(Records from a data collection)
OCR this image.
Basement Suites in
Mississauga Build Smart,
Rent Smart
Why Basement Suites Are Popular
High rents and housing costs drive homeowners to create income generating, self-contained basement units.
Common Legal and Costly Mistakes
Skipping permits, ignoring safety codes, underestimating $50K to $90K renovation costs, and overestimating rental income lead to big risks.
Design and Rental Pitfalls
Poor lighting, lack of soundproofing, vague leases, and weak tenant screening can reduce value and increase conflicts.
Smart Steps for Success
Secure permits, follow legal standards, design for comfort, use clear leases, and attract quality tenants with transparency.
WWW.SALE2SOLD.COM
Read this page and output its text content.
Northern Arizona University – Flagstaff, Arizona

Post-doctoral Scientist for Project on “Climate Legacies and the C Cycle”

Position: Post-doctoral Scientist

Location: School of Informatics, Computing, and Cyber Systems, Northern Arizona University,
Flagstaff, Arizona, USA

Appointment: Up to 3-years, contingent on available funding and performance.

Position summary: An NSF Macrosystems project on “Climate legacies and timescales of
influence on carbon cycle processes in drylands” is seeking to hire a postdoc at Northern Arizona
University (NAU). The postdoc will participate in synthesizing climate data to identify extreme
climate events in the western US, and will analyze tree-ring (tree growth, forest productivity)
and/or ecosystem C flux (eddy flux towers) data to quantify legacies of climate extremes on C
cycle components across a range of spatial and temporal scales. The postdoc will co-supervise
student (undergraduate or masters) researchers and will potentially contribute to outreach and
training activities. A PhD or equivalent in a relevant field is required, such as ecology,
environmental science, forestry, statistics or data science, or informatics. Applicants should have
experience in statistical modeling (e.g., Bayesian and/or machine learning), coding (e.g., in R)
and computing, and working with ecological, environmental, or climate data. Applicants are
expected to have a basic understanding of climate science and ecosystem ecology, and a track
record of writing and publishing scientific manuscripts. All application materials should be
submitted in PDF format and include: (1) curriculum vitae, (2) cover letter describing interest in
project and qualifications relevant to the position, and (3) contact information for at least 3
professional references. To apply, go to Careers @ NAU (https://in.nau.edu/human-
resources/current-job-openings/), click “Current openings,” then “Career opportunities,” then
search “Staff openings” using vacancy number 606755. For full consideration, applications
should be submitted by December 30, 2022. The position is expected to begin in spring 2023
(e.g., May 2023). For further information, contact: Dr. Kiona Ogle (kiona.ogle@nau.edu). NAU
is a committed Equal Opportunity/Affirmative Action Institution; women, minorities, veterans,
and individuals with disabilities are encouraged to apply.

Prompt
Transcribe the material above in its entirety. Match it exactly.

Complete output
OCR this image.
Basement Suites in
Mississauga Build Smart,
Rent Smart
Why Basement Suites Are Popular
High rents and housing costs drive homeowners to create income generating, self-contained basement units.
Common Legal and Costly Mistakes
Skipping permits, ignoring safety codes, underestimating $50K to $90K renovation costs, and overestimating rental income lead to big risks.
Design and Rental Pitfalls
Poor lighting, lack of soundproofing, vague leases, and weak tenant screening can reduce value and increase conflicts.
Smart Steps for Success
Secure permits, follow legal standards, design for comfort, use clear leases, and attract quality tenants with transparency.
WWW.SALE2SOLD.COM
Read this page and output its text content.
Northern Arizona University – Flagstaff, Arizona

Post-doctoral Scientist for Project on “Climate Legacies and the C Cycle”

Position: Post-doctoral Scientist

Location: School of Informatics, Computing, and Cyber Systems, Northern Arizona University,
Flagstaff, Arizona, USA

Appointment: Up to 3-years, contingent on available funding and performance.

Position summary: An NSF Macrosystems project on “Climate legacies and timescales of
influence on carbon cycle processes in drylands” is seeking to hire a postdoc at Northern Arizona
University (NAU). The postdoc will participate in synthesizing climate data to identify extreme
climate events in the western US, and will analyze tree-ring (tree growth, forest productivity)
and/or ecosystem C flux (eddy flux towers) data to quantify legacies of climate extremes on C
cycle components across a range of spatial and temporal scales. The postdoc will co-supervise
student (undergraduate or masters) researchers and will potentially contribute to outreach and
training activities. A PhD or equivalent in a relevant field is required, such as ecology,
environmental science, forestry, statistics or data science, or informatics. Applicants should have
experience in statistical modeling (e.g., Bayesian and/or machine learning), coding (e.g., in R)
and computing, and working with ecological, environmental, or climate data. Applicants are
expected to have a basic understanding of climate science and ecosystem ecology, and a track
record of writing and publishing scientific manuscripts. All application materials should be
submitted in PDF format and include: (1) curriculum vitae, (2) cover letter describing interest in
project and qualifications relevant to the position, and (3) contact information for at least 3
professional references. To apply, go to Careers @ NAU (https://in.nau.edu/human-
resources/current-job-openings/), click “Current openings,” then “Career opportunities,” then
search “Staff openings” using vacancy number 606755. For full consideration, applications
should be submitted by December 30, 2022. The position is expected to begin in spring 2023
(e.g., May 2023). For further information, contact: Dr. Kiona Ogle (kiona.ogle@nau.edu). NAU
is a committed Equal Opportunity/Affirmative Action Institution; women, minorities, veterans,
and individuals with disabilities are encouraged to apply.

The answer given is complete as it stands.